Gavin Stephens, who chairs the National Police Chiefs’ Council, told LBC the government needs to update its funding formula and “move the conversation on” from seeing officer numbers as a measure of success - and start allowing them to fill backroom staff vacancies.
“We are pegged on our officer numbers and if we don’t hit those there are financial penalties,” he said, “and so the hits are being felt by police staff working in jobs like digital forensics, crime scene examination, call answering and police and community support officers.
“We need some flexibility and a conversation about the whole workforce, not just officer numbers.”
Mr Stephens used a summit of police leaders in London to warn that investment in policing isn’t keeping up with the demands of the job.
He said over the past two years, forces have borrowed more than £1bn and dipped into reserves by more than £1bn, warning that it would get worse without reforms.
“Since 2010, officer numbers have increased by 2.5% while recorded crime has increased by 25%,” he explained.
“Without scaling up our response in neighbourhood policing, public protection, fraud and cybercrimes, then we run the risk of continuing to disappoint our communities in the services we can provide.”
The government hailed their latest officer uplift programme a success, with an extra 20,000 new police officers being recruited - on top of existing targets.
More than 46,000 officers have joined the police in the past four years.
But LBC revealed that since 2019, almost 4,500 new recruits have left their jobs before even finishing their probation.
Gavin Stephens put that down to the ‘extraordinarily difficult’ context that officers are policing in just now.
He told LBC: “I’ve been policing for over 30 years, and I absolutely love it, but I can’t find the words for how difficult it’s been over the past few years and the impact of high-profile cases have had for police culture - it pains me to the core.
“We need to begin to expose a different story about police culture because there are still wonderful things that happen in policing every day.
“In the same way that we need a different conversation about the police workforce, we now need a different conversation about what we want policing to feel like in future because I want future generations to see the police as a place where they can thrive.
“This is going to take a few years - it won’t be quick.”

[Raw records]
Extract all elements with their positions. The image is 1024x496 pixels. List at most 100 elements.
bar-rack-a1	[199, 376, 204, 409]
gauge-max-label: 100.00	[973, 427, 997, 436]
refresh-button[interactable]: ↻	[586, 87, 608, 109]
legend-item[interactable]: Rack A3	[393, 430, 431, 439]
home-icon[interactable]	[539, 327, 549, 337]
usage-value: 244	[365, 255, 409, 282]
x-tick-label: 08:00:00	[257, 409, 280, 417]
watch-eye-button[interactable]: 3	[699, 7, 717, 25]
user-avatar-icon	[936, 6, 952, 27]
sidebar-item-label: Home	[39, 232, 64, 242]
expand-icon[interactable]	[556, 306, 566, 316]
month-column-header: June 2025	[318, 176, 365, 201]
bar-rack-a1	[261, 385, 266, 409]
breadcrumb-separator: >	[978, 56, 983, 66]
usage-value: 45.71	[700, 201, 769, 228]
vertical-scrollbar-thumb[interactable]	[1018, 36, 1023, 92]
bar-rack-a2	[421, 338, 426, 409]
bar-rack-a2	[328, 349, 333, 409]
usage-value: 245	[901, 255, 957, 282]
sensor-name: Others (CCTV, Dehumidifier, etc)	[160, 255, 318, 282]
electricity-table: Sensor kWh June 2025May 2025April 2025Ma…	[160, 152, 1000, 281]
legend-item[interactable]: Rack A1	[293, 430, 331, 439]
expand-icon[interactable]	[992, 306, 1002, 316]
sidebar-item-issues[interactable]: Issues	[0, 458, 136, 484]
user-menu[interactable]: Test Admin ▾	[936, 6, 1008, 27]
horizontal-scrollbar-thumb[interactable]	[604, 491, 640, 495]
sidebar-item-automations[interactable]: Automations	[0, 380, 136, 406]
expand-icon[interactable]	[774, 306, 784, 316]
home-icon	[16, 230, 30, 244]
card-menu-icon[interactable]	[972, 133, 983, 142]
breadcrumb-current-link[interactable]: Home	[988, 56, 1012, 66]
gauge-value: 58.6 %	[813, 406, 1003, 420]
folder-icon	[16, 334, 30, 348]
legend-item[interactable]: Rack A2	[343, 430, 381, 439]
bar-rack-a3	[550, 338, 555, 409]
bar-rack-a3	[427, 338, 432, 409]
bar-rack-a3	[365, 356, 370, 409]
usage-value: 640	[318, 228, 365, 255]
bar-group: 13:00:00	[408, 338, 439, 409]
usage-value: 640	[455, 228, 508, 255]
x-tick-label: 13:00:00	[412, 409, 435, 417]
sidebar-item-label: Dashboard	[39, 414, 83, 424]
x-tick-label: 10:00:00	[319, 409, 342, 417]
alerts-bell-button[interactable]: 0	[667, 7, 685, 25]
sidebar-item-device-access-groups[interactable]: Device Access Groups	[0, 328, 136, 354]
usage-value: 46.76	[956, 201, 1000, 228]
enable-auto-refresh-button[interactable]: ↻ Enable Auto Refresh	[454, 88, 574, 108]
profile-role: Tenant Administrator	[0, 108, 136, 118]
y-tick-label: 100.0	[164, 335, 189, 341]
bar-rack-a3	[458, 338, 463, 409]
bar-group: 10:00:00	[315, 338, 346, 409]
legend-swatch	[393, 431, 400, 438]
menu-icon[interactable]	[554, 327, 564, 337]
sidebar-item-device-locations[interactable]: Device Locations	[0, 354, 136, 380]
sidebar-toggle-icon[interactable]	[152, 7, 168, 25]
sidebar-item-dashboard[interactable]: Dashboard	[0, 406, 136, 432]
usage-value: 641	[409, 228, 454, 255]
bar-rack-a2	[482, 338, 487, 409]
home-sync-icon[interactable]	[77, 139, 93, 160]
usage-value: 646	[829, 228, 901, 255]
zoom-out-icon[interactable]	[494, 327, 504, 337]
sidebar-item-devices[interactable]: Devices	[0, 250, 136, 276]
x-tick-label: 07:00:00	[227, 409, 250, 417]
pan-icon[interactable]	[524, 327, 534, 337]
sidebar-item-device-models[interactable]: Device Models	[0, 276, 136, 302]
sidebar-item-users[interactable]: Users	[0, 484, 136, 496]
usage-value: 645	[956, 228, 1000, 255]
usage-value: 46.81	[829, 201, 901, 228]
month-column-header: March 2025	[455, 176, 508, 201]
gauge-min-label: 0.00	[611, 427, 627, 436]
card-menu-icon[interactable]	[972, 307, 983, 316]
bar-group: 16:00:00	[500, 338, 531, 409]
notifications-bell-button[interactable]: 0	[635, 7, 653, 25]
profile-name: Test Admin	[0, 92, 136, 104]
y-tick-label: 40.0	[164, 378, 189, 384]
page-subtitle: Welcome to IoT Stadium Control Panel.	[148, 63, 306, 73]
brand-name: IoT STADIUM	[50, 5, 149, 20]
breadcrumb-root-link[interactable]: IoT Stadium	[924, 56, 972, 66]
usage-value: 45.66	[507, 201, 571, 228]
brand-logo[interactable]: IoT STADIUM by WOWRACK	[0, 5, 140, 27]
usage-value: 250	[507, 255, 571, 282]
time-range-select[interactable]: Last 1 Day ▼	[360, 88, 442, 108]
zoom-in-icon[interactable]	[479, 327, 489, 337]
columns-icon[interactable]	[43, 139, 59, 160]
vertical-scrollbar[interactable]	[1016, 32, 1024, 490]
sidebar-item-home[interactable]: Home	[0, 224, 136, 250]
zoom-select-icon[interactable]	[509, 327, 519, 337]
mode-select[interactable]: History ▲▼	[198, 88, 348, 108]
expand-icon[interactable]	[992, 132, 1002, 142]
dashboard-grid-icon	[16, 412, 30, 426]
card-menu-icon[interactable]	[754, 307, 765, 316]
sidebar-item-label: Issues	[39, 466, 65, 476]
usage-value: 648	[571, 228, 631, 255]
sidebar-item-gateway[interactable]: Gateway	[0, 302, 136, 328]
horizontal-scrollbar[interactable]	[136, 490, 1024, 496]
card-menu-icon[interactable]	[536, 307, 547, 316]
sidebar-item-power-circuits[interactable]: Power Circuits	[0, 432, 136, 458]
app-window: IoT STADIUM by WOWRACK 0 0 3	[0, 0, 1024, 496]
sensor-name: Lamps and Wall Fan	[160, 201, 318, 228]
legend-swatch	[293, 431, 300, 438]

▶ TASK INSTRUCTIONS
In the police funding article, by what percentage has recorded crime increased since 2010?

▶ COMPLETED TASK
Recorded crime has increased by 25% since 2010.